* PROBLEM DETAILS
Copy the records below exactly, leaving out every picture.

* DATA FOR THE TASK
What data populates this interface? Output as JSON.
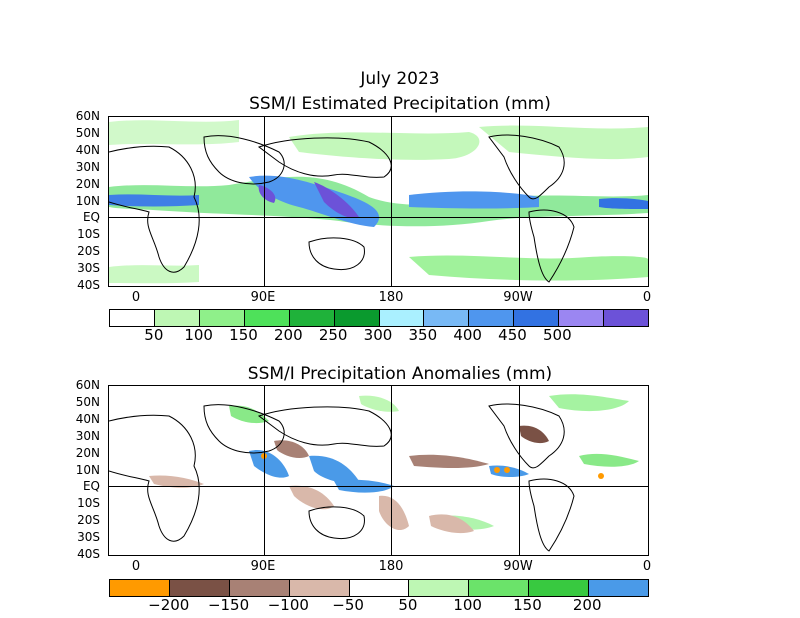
{
  "title_month": "July 2023",
  "panel1": {
    "title": "SSM/I Estimated Precipitation (mm)",
    "lat_labels": [
      "60N",
      "50N",
      "40N",
      "30N",
      "20N",
      "10N",
      "EQ",
      "10S",
      "20S",
      "30S",
      "40S"
    ],
    "lon_labels": [
      "0",
      "90E",
      "180",
      "90W",
      "0"
    ],
    "colorbar": {
      "colors": [
        "#ffffff",
        "#bef7b4",
        "#8ff08a",
        "#4ee15a",
        "#1fb23a",
        "#0a9a2e",
        "#aaf0ff",
        "#78b9f5",
        "#4f96ee",
        "#3272e2",
        "#9b86f2",
        "#6c52d8"
      ],
      "labels": [
        "50",
        "100",
        "150",
        "200",
        "250",
        "300",
        "350",
        "400",
        "450",
        "500"
      ]
    }
  },
  "panel2": {
    "title": "SSM/I Precipitation Anomalies (mm)",
    "lat_labels": [
      "60N",
      "50N",
      "40N",
      "30N",
      "20N",
      "10N",
      "EQ",
      "10S",
      "20S",
      "30S",
      "40S"
    ],
    "lon_labels": [
      "0",
      "90E",
      "180",
      "90W",
      "0"
    ],
    "colorbar": {
      "colors": [
        "#ff9a00",
        "#7a5145",
        "#a88175",
        "#d9b8aa",
        "#ffffff",
        "#bef7b4",
        "#6be36a",
        "#38c940",
        "#4a9ae8"
      ],
      "labels": [
        "−200",
        "−150",
        "−100",
        "−50",
        "50",
        "100",
        "150",
        "200"
      ]
    }
  }
}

* SOLUTION FOR THIS PROBLEM
What data populates this interface? Output as JSON.
{
  "title_month": "July 2023",
  "panel1": {
    "title": "SSM/I Estimated Precipitation (mm)",
    "lat_labels": [
      "60N",
      "50N",
      "40N",
      "30N",
      "20N",
      "10N",
      "EQ",
      "10S",
      "20S",
      "30S",
      "40S"
    ],
    "lon_labels": [
      "0",
      "90E",
      "180",
      "90W",
      "0"
    ],
    "colorbar": {
      "colors": [
        "#ffffff",
        "#bef7b4",
        "#8ff08a",
        "#4ee15a",
        "#1fb23a",
        "#0a9a2e",
        "#aaf0ff",
        "#78b9f5",
        "#4f96ee",
        "#3272e2",
        "#9b86f2",
        "#6c52d8"
      ],
      "labels": [
        "50",
        "100",
        "150",
        "200",
        "250",
        "300",
        "350",
        "400",
        "450",
        "500"
      ]
    }
  },
  "panel2": {
    "title": "SSM/I Precipitation Anomalies (mm)",
    "lat_labels": [
      "60N",
      "50N",
      "40N",
      "30N",
      "20N",
      "10N",
      "EQ",
      "10S",
      "20S",
      "30S",
      "40S"
    ],
    "lon_labels": [
      "0",
      "90E",
      "180",
      "90W",
      "0"
    ],
    "colorbar": {
      "colors": [
        "#ff9a00",
        "#7a5145",
        "#a88175",
        "#d9b8aa",
        "#ffffff",
        "#bef7b4",
        "#6be36a",
        "#38c940",
        "#4a9ae8"
      ],
      "labels": [
        "−200",
        "−150",
        "−100",
        "−50",
        "50",
        "100",
        "150",
        "200"
      ]
    }
  }
}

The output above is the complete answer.